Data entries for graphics
- - - -

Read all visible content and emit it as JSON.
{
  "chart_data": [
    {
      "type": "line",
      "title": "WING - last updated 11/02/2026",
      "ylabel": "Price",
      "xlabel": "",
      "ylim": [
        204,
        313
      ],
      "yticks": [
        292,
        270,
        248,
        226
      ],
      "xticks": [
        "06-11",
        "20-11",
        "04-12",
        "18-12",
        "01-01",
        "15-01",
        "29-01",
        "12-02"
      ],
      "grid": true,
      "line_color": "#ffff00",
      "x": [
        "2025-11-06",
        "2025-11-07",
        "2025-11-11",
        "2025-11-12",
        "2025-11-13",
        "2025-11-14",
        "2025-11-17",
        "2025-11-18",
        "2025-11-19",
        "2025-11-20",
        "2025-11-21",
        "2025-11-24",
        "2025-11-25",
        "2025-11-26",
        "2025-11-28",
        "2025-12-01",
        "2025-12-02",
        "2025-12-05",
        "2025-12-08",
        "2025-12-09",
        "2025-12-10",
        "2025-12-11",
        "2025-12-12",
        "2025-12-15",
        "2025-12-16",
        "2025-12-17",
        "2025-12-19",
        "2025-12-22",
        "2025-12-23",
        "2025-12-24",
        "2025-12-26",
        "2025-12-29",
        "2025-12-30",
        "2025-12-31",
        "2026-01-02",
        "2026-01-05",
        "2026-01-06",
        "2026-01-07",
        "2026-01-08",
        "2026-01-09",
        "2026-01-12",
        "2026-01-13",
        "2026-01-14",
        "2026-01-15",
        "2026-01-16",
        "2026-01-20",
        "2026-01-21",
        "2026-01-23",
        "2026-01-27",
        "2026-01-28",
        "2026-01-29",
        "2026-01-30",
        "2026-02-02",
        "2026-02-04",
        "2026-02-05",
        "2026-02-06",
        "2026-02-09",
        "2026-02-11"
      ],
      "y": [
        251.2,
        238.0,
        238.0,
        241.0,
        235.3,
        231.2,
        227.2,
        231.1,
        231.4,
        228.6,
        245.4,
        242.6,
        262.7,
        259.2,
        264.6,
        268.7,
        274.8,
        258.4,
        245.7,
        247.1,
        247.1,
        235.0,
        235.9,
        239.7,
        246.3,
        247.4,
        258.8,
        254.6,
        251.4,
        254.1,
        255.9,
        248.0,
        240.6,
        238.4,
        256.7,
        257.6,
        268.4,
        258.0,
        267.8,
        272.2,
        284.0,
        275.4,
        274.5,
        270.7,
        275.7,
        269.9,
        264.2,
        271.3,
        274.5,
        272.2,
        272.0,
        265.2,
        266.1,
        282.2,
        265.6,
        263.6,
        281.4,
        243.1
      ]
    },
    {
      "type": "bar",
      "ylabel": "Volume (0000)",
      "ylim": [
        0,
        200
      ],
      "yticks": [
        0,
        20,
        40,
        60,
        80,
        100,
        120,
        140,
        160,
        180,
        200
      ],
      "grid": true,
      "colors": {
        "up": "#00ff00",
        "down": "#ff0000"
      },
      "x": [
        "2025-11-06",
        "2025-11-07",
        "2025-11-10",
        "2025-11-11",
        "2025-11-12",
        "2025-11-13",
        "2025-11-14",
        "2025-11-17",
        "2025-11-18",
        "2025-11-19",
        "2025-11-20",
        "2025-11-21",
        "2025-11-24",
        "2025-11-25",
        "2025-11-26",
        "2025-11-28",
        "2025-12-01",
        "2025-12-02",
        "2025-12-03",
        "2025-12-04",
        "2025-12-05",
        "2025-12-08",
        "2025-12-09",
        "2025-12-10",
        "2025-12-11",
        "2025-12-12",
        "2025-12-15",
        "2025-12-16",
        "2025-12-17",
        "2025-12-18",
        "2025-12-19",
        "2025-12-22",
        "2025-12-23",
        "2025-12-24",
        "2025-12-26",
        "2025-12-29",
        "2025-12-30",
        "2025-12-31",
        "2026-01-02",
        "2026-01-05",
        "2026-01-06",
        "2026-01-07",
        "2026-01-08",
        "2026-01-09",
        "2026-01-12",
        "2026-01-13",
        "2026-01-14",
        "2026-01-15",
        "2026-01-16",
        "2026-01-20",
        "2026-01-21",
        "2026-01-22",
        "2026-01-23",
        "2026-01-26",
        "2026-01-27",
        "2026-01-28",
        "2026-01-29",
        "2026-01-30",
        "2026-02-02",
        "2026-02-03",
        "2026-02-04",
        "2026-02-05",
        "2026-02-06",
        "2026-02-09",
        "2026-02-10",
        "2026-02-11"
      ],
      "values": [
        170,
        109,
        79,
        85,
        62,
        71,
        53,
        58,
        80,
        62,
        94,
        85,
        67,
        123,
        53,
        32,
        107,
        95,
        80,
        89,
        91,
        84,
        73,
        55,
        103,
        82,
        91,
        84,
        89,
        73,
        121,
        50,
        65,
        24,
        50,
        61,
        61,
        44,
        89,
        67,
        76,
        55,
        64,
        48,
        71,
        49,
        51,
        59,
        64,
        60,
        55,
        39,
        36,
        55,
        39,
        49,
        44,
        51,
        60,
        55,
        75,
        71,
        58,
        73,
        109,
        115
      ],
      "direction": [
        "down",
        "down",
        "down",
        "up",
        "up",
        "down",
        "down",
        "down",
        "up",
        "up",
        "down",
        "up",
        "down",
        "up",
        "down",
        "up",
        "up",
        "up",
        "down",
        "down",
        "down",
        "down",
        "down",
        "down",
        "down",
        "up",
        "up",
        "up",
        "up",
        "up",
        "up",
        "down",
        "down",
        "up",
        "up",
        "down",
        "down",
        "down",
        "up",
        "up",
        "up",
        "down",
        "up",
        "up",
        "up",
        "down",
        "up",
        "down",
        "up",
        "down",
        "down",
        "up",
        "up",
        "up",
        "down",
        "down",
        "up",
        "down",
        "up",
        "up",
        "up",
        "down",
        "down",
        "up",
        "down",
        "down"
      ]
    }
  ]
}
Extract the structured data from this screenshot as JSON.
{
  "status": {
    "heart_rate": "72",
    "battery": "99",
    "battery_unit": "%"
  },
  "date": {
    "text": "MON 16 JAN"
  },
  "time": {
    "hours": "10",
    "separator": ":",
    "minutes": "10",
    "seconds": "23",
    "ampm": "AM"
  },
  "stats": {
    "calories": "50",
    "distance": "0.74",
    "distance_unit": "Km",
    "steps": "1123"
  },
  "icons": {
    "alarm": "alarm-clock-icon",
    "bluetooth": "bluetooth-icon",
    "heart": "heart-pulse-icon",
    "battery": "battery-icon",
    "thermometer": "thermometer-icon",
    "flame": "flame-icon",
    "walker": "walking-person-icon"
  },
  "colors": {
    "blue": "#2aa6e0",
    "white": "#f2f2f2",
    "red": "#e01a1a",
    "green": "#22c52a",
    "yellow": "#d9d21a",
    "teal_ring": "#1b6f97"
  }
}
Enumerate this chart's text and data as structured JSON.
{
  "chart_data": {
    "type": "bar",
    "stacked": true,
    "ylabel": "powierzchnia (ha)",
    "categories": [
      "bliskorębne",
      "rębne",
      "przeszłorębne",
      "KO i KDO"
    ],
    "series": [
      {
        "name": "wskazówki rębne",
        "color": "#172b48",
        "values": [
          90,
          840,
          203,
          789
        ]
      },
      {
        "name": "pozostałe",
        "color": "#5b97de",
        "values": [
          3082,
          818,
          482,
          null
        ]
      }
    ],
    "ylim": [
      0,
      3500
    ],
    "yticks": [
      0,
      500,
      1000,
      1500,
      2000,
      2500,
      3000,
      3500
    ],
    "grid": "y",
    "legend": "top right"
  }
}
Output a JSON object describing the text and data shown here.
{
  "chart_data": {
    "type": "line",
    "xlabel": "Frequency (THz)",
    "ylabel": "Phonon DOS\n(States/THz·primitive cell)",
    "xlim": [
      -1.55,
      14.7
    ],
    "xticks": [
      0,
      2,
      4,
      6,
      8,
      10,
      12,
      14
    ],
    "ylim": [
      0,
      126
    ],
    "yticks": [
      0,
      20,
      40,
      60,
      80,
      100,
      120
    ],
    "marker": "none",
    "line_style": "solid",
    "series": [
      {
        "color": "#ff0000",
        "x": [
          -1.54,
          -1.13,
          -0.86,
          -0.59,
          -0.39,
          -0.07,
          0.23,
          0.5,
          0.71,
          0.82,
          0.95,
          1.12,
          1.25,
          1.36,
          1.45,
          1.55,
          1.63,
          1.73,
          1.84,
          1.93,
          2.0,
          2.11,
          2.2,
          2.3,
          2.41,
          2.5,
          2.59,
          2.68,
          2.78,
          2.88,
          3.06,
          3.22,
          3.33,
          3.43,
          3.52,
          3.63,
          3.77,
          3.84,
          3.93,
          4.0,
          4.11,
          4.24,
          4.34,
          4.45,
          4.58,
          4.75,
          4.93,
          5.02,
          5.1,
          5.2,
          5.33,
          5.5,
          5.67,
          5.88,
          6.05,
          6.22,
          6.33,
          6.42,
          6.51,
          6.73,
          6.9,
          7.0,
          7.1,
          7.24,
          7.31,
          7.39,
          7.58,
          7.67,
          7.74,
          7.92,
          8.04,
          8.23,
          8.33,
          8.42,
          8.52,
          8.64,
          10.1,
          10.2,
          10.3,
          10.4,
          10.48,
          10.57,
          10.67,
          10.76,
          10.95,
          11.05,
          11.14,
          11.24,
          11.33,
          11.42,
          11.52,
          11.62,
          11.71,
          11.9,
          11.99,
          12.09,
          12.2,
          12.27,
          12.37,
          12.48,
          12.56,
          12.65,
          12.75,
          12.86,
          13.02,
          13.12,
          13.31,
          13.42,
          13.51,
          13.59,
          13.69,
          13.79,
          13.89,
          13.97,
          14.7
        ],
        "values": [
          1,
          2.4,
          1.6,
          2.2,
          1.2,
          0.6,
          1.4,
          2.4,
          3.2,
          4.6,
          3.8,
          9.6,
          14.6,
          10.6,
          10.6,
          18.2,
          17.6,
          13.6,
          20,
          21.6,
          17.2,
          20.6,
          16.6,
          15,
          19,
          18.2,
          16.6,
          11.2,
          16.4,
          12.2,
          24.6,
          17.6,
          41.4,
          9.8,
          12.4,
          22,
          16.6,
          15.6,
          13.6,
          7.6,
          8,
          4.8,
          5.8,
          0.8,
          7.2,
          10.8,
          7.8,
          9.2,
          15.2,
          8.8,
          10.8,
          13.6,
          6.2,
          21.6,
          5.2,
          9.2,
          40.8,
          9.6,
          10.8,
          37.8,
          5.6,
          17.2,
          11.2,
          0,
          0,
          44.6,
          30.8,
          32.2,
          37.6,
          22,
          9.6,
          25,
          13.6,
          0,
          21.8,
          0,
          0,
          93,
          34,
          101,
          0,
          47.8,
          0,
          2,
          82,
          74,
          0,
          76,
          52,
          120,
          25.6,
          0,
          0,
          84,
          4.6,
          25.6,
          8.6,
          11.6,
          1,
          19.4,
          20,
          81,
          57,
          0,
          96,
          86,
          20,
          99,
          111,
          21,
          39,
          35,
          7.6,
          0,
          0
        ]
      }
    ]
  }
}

- - - -

| PROBLEM DESCRIPTION |
Identify the lines of the data that contain the word "ylabel". Copy each of them.

| PROBLEM SOLUTION |
      "ylabel": "Price",
      "ylabel": "Volume (0000)",
    "ylabel": "powierzchnia (ha)",
    "ylabel": "Phonon DOS\n(States/THz·primitive cell)",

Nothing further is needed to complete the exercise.